So what are blogs anyway? It's a hybrid word-short for "web log"-and at its most basic, it is a website with dated entries, usually in reverse chronological order.
From there on, they're what you want them to be: guides to sites and online stories; diaries; confessionals; showcases; conversations; soap boxes, pulpits; dashing white chargers to gallop to crusades on; whatever rocks your boat.
Conveniently ignoring, for the purpose of this column, the now rapidly expanding tribe of blogs that focus on visual content, I'll risk another sweeping generalisation.
A blog is essentially about words. And your readership-indeed, whether you get read at all, aside from you, yourself, and your alter ego-depends on a combination of your subject matter and how good you are at stringing words together.
So, given that, should writers-serious writers, professional writers-blog?
I'd give you a guarded "yes." For several reasons.
If you take your blog seriously, it's daily writing calisthenics. There's only one way to become a better writer, and that's by writing. And feeling the obligation to blog means that you park your butt in front of a computer and write. And since someone might be reading you, so you better write good, you know?
Blogs are also a good way to try out new ideas, workshop your writing, and to get feedback.

* Data lines:
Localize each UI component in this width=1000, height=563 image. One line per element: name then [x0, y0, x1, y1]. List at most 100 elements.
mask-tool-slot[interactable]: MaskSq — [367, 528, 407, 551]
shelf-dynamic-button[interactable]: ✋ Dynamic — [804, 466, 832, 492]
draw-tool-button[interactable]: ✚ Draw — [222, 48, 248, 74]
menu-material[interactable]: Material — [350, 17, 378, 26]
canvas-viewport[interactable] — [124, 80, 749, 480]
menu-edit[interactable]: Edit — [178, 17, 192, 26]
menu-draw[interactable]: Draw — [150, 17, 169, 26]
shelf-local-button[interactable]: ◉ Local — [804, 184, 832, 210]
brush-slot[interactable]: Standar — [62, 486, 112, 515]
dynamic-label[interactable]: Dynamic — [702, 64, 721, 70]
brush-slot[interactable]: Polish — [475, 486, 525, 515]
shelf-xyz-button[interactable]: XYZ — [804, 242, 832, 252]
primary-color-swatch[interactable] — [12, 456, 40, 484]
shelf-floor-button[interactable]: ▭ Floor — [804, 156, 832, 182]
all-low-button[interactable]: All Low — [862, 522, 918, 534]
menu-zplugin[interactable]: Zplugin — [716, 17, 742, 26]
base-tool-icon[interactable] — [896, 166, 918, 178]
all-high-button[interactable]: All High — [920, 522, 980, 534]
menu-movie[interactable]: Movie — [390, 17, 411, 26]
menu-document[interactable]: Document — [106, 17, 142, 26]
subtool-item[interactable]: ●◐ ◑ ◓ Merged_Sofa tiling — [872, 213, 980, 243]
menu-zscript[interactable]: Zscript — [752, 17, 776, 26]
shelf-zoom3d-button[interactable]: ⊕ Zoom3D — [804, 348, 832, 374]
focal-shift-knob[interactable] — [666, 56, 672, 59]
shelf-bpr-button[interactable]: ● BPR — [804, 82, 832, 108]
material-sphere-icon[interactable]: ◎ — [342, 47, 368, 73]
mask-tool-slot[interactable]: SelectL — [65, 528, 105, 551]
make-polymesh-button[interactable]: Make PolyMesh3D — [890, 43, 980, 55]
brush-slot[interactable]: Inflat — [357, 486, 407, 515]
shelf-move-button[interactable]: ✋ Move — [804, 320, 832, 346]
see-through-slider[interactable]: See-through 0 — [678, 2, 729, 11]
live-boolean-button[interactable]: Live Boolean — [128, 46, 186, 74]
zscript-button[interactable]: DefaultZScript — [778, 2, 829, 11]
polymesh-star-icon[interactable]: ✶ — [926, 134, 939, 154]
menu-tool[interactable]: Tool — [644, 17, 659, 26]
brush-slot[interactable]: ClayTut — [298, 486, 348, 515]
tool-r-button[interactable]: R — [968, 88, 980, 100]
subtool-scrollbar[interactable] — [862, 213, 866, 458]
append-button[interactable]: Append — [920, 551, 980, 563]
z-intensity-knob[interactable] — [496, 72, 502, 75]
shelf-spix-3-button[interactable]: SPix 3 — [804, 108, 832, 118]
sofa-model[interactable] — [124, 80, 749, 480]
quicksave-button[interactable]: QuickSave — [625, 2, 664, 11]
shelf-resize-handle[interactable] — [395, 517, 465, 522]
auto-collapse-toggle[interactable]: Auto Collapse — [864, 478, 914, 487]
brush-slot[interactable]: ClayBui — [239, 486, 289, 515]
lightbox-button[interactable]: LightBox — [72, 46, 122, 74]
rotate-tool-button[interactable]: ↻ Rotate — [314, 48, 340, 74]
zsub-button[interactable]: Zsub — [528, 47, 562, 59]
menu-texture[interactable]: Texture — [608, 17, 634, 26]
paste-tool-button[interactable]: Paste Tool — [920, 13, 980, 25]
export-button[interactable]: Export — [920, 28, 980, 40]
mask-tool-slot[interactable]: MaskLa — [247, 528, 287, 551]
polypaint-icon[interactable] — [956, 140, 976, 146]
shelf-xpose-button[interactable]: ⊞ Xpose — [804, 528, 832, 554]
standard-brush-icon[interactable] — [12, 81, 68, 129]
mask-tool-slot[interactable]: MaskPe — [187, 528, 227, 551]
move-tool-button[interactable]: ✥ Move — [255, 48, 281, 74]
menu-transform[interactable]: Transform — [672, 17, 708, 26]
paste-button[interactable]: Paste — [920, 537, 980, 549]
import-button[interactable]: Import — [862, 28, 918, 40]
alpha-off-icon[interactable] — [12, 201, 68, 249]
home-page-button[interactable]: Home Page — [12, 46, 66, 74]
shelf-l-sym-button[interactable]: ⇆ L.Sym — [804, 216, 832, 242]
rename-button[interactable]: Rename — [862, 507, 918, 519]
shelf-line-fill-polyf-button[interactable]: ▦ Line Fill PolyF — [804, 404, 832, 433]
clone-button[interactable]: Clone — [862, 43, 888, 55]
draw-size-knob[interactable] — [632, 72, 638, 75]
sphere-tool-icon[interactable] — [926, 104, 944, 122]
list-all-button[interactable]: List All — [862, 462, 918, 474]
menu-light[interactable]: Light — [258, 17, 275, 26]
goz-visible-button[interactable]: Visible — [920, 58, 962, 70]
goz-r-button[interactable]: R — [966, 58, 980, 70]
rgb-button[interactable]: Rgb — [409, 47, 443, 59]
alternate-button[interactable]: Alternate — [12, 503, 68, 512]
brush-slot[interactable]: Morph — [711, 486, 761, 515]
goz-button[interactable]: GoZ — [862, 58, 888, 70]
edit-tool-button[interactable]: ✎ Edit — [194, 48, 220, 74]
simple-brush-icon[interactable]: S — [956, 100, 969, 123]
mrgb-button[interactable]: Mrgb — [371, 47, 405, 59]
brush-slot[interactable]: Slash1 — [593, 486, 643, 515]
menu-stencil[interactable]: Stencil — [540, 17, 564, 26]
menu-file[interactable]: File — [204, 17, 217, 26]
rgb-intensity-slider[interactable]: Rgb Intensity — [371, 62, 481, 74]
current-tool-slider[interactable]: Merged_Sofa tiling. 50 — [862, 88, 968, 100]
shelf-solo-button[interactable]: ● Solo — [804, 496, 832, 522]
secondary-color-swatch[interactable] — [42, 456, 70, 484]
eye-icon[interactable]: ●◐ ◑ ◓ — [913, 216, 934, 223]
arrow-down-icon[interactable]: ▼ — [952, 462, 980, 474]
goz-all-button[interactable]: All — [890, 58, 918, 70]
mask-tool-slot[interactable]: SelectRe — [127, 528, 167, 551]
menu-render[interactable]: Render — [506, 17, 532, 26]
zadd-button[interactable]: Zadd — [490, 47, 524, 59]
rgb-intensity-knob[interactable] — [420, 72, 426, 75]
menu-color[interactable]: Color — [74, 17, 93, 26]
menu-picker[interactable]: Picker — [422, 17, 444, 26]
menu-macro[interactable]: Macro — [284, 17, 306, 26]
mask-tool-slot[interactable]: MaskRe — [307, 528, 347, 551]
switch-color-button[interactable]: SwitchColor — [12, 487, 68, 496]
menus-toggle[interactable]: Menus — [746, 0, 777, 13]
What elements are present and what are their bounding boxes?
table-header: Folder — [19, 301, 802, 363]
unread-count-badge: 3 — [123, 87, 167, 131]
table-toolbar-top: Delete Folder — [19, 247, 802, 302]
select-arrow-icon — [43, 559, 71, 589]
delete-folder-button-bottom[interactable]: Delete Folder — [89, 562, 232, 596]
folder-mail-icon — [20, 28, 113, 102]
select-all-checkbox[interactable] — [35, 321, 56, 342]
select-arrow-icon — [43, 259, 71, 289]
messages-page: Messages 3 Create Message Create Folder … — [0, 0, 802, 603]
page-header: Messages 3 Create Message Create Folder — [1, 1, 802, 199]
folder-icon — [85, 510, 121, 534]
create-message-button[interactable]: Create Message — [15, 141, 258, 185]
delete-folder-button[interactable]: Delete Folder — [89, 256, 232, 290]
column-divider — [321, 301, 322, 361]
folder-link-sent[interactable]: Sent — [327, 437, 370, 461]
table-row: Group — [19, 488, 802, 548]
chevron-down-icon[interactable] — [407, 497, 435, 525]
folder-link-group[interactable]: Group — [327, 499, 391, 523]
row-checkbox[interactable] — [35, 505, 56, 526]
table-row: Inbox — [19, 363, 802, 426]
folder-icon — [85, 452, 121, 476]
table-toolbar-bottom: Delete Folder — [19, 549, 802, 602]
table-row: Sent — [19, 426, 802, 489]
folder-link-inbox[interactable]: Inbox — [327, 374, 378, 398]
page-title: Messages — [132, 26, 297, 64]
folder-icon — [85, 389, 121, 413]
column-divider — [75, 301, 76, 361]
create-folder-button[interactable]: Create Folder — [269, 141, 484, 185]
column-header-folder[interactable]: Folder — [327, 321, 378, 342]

* Tasks:
1. In the passage on blogs, rewrite the section that begins at the words "So what are" and ends after "rocks your boat.", replacing "dated entries" with "timestamped entries".
2. According to the passage on blogs, what is the word "blog" short for?
3. Decide whether each statement agrees with the passage on blogs: (a) Blog entries are usually in reverse chronological order. (b) The writer answers with an unqualified "yes" when asked whether serious writers should blog. (c) Blogs can be used to get feedback on writing.

* Task-by-task results:
1.
So what are blogs anyway? It's a hybrid word-short for "web log"-and at its most basic, it is a website with timestamped entries, usually in reverse chronological order.
From there on, they're what you want them to be: guides to sites and online stories; diaries; confessionals; showcases; conversations; soap boxes, pulpits; dashing white chargers to gallop to crusades on; whatever rocks your boat.

2. "Web log."

3.
(a) Yes: "usually in reverse chronological order."
(b) No: "I'd give you a guarded "yes.""
(c) Yes: "workshop your writing, and to get feedback."